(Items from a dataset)
________

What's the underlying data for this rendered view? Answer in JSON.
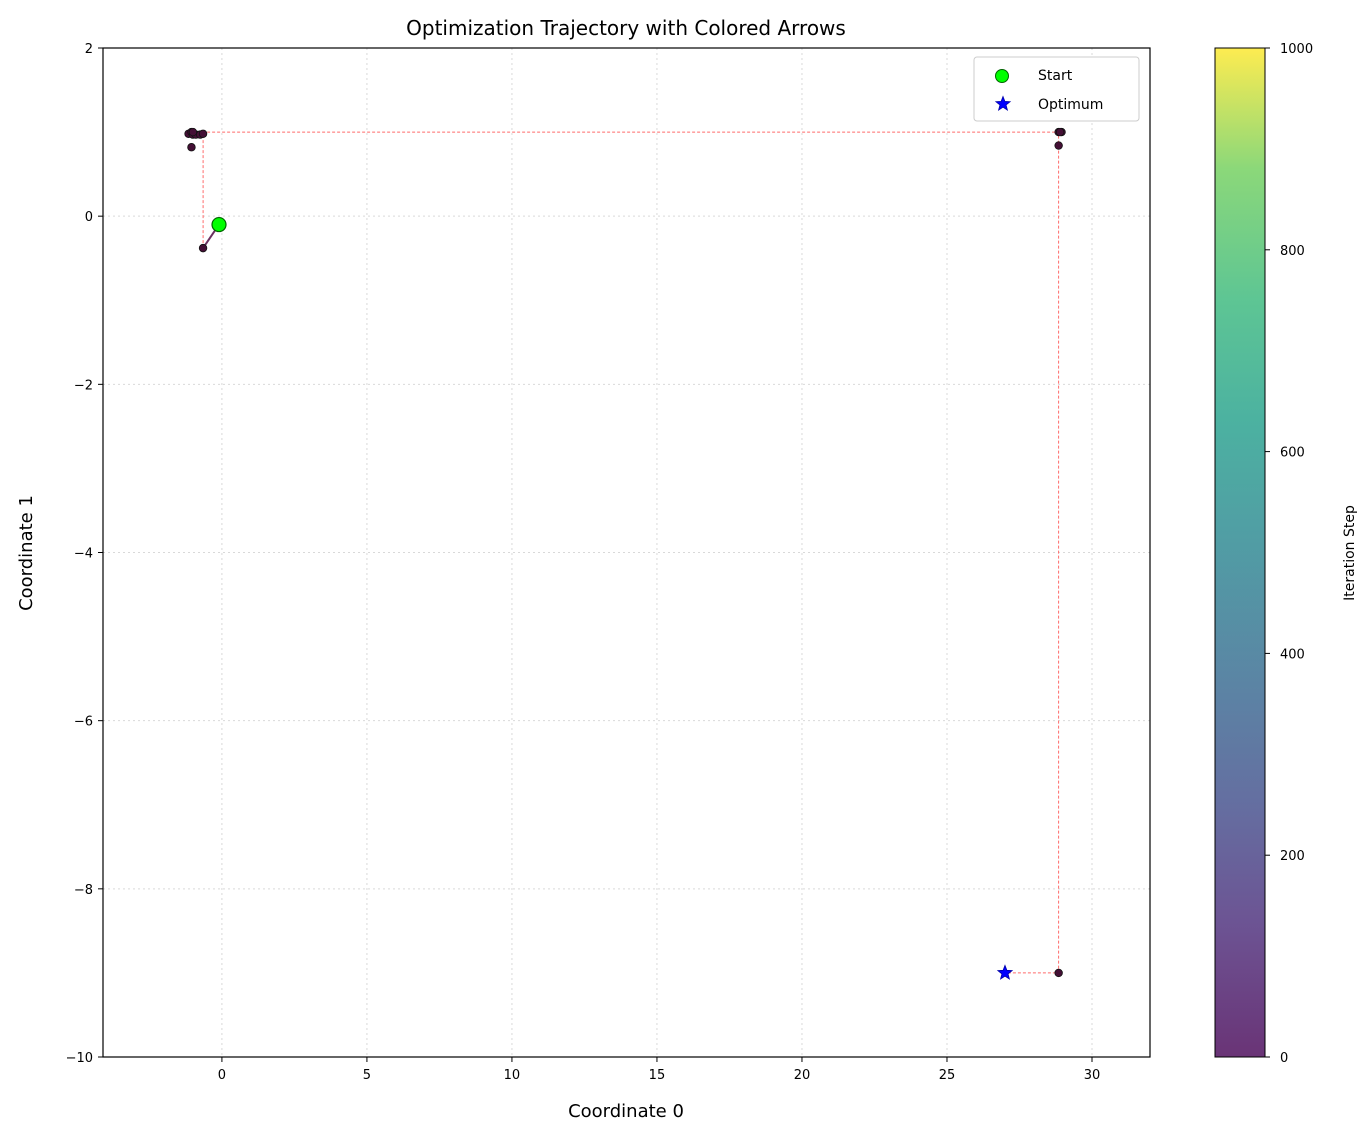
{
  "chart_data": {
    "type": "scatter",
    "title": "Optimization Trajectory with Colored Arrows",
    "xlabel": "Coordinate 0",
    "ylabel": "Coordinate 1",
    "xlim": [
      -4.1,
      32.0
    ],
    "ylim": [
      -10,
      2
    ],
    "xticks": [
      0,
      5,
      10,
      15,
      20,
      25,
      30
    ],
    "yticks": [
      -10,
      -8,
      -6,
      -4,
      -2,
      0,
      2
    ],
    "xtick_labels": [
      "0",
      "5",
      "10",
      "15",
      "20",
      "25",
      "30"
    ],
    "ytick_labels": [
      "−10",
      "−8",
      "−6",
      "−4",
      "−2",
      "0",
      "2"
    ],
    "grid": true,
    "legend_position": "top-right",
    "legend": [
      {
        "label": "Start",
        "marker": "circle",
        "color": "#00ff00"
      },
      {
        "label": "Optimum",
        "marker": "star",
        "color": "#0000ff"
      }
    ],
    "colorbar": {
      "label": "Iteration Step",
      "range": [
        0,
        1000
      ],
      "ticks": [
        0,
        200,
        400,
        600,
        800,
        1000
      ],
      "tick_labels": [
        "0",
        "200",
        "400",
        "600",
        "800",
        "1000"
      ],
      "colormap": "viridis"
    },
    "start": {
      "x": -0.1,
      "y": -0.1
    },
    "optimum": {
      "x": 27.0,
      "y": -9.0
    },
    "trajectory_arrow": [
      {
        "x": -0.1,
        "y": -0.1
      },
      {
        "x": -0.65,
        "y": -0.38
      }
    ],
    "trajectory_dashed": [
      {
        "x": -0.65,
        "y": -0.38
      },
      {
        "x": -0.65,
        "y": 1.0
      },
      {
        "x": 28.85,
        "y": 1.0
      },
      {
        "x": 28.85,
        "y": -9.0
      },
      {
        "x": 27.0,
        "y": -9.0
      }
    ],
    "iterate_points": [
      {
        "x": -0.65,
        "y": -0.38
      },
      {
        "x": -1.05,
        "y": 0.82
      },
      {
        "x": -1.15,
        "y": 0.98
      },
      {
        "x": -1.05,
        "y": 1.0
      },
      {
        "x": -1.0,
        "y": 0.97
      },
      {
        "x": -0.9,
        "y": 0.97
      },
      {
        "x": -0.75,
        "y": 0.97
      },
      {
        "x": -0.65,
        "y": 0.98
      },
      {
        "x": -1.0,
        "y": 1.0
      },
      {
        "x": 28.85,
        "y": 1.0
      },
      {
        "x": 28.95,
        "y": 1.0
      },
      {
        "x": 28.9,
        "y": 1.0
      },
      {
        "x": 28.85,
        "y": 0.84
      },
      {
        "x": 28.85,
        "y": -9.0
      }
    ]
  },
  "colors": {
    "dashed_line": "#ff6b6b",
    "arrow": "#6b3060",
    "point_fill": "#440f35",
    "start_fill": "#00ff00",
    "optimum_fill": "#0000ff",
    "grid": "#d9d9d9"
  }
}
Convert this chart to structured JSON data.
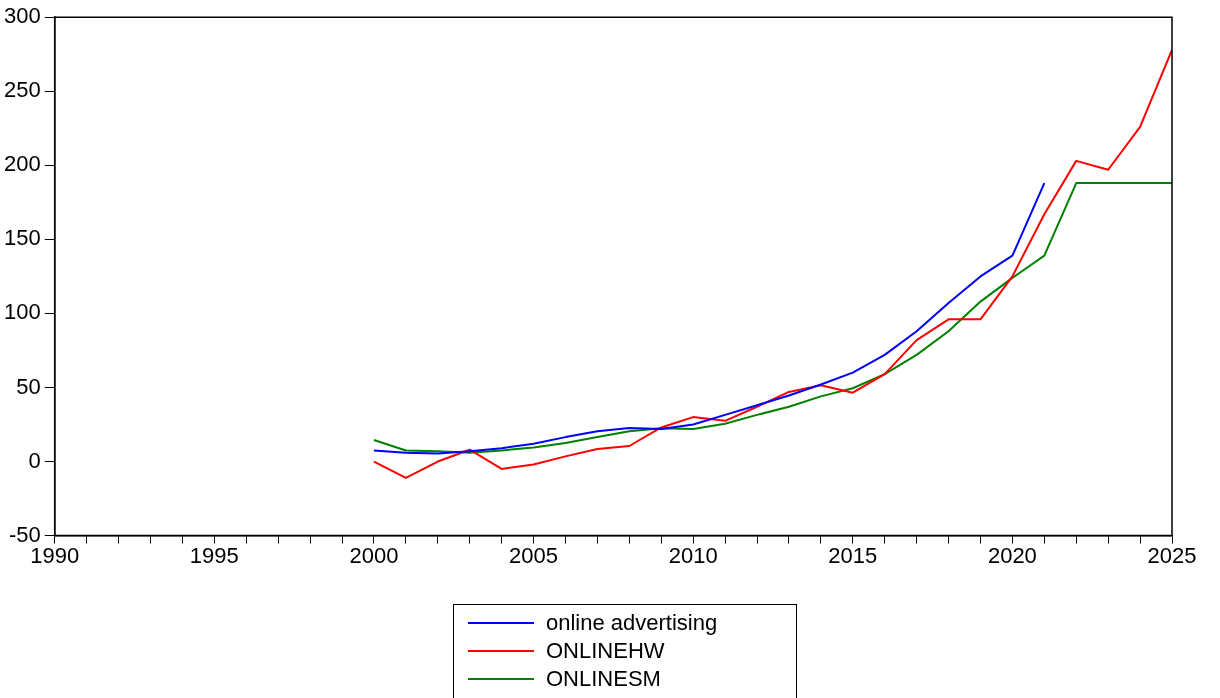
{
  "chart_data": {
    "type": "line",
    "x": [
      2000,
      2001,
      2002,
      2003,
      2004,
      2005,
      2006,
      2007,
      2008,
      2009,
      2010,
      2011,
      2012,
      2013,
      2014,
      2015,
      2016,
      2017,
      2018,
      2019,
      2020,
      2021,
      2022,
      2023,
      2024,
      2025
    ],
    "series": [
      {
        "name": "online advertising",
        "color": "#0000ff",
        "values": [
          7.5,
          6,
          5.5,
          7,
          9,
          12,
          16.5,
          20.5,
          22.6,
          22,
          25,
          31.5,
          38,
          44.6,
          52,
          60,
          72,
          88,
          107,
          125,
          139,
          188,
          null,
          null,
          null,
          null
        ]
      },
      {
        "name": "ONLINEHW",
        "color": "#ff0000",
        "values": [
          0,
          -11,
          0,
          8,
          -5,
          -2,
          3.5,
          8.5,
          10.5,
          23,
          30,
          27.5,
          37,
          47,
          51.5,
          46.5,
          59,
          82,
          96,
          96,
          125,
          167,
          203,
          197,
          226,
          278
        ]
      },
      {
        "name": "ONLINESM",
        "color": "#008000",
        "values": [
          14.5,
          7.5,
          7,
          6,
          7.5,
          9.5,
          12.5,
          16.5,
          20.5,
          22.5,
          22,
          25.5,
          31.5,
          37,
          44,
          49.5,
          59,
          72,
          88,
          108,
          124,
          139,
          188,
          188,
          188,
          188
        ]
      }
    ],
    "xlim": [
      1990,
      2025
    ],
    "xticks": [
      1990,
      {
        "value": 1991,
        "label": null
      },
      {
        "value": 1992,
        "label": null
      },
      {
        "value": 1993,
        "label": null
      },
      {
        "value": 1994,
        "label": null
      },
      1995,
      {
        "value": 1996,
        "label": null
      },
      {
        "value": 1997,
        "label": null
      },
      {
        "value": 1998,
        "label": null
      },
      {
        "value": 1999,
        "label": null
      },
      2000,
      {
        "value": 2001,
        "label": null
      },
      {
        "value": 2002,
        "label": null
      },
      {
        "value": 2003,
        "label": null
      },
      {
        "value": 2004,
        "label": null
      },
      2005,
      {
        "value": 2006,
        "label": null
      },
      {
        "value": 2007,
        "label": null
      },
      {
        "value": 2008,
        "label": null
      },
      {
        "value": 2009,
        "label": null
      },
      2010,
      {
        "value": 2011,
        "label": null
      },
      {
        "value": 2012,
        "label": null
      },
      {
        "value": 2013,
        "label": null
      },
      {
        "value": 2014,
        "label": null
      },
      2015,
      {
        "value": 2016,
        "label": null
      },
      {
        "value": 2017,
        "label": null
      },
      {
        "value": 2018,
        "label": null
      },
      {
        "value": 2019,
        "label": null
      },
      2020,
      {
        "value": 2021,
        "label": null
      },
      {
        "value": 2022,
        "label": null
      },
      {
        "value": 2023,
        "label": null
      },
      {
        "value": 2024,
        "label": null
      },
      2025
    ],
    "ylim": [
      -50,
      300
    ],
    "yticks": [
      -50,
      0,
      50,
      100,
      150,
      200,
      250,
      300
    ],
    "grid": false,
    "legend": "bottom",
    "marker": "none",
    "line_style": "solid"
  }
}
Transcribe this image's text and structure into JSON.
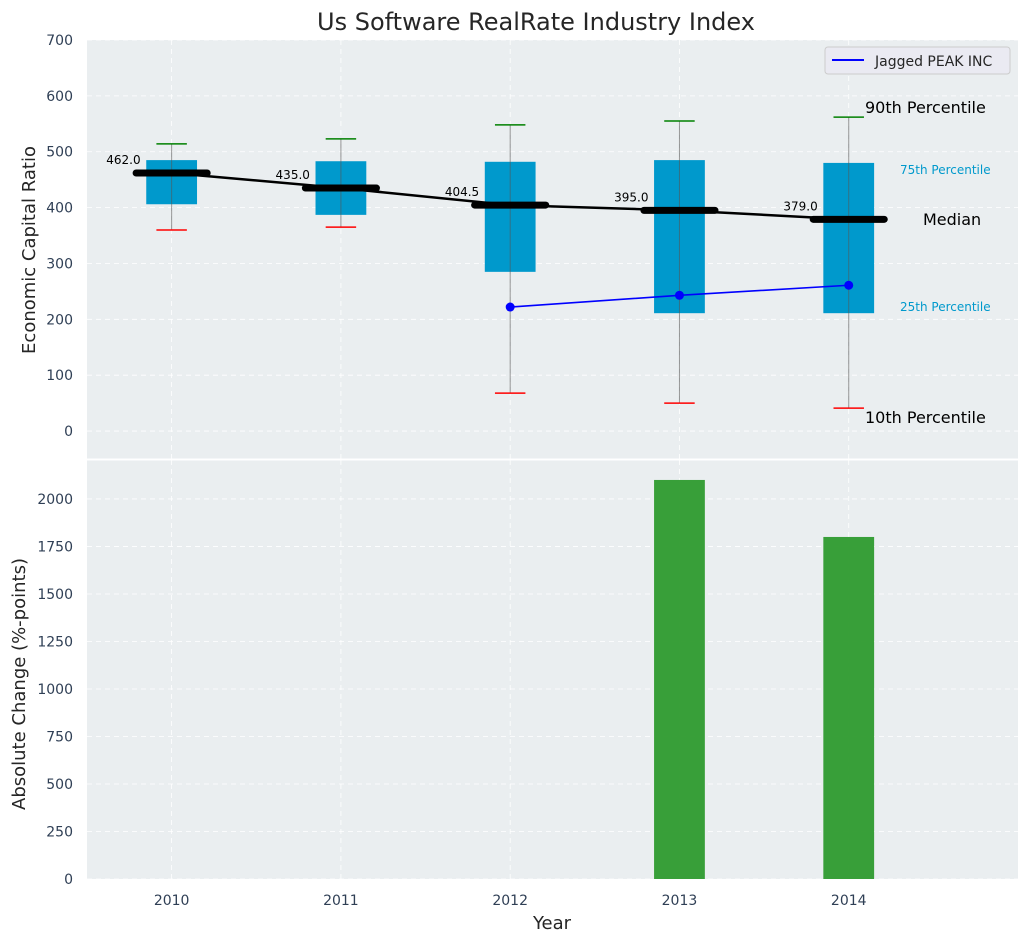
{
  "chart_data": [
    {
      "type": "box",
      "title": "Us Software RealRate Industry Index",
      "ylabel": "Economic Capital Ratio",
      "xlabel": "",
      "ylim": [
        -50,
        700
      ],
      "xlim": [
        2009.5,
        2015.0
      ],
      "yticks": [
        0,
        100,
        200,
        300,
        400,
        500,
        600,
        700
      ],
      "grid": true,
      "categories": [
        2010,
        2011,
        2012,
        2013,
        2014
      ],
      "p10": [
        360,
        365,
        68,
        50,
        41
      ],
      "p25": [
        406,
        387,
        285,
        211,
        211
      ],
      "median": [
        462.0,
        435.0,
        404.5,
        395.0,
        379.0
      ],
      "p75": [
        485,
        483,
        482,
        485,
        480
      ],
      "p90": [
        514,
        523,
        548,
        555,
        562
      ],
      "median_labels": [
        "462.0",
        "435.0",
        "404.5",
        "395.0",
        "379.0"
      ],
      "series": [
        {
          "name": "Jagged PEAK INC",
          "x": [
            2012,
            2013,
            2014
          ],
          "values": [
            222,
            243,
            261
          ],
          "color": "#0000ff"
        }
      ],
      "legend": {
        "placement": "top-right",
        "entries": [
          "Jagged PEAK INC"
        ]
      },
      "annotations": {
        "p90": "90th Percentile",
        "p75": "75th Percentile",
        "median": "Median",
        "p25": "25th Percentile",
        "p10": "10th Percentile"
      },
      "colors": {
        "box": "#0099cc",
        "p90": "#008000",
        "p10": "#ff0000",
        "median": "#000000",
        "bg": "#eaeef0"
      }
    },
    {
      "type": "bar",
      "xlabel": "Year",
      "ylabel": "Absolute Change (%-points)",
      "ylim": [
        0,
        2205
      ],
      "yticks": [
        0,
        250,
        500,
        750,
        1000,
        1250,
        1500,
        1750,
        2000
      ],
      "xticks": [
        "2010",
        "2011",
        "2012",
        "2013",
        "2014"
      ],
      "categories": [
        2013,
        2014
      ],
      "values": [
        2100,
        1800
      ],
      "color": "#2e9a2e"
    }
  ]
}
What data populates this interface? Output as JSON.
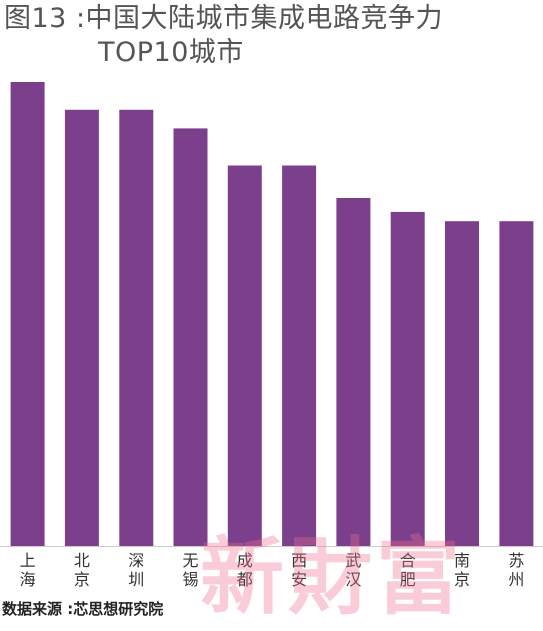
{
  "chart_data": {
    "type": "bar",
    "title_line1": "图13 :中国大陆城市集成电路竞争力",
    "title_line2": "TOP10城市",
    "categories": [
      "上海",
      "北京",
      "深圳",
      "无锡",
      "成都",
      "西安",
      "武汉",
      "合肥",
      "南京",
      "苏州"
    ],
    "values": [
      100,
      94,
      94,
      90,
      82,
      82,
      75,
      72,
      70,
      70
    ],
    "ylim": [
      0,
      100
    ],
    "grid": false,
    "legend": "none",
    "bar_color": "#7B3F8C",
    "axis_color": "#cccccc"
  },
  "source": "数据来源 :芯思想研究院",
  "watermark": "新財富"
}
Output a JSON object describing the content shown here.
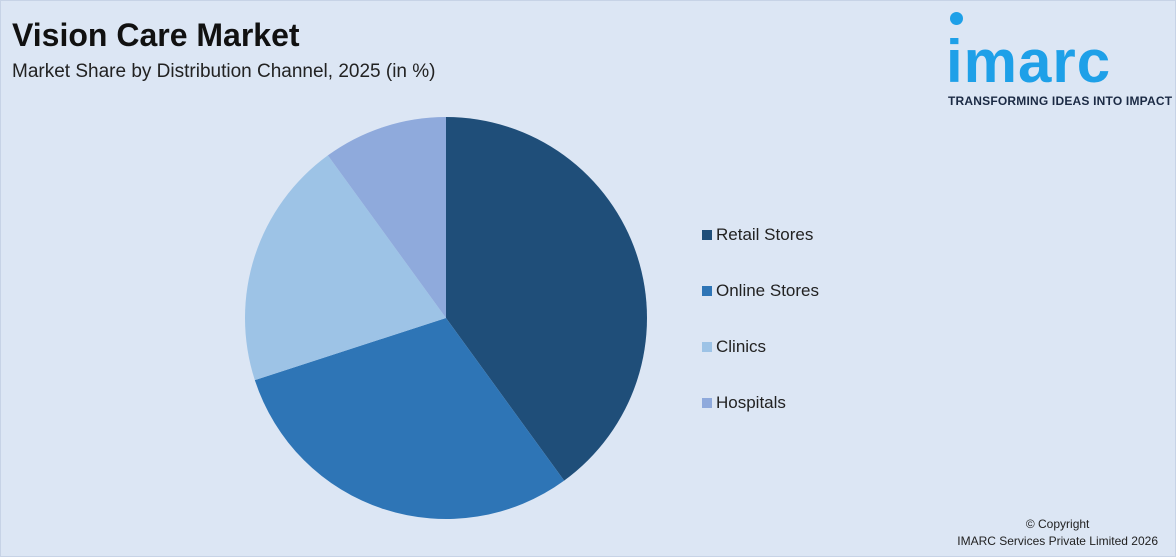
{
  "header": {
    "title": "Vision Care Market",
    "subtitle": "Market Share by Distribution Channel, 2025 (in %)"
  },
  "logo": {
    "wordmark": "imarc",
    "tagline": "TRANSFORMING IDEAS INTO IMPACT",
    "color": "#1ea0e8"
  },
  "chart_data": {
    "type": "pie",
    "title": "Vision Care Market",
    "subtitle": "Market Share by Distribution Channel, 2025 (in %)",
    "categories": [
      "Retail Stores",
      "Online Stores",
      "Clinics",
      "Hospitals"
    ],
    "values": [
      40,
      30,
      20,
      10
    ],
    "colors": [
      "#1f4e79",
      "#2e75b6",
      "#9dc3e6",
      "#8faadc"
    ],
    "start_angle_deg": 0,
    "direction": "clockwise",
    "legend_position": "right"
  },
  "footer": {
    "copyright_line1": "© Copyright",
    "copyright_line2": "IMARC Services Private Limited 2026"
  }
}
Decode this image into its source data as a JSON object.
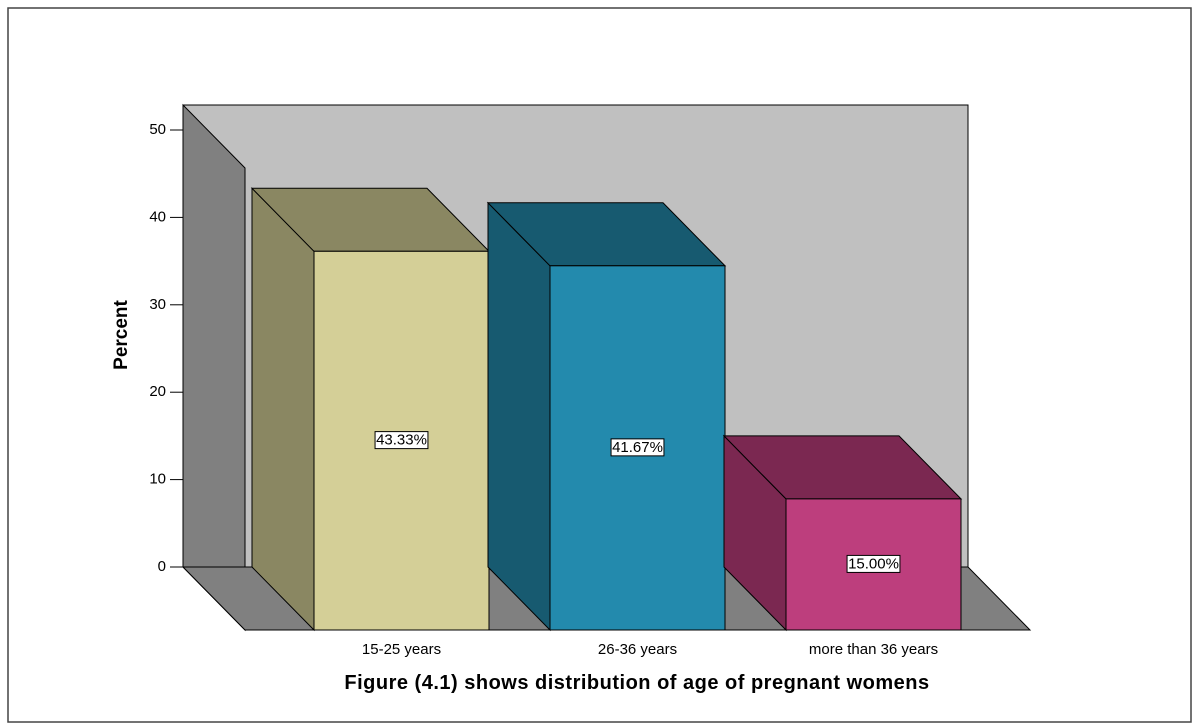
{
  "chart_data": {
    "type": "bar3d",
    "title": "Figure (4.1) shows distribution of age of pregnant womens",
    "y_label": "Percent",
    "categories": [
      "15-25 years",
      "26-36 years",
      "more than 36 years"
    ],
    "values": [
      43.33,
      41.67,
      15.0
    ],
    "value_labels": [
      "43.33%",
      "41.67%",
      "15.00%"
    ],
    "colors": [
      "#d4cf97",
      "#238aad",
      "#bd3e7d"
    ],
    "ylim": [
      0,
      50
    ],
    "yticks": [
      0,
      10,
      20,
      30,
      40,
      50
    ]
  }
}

________

§ Task to complete
How many lines of the listing above include the word "Percentile"? State the number and nothing else.

§ Task response
4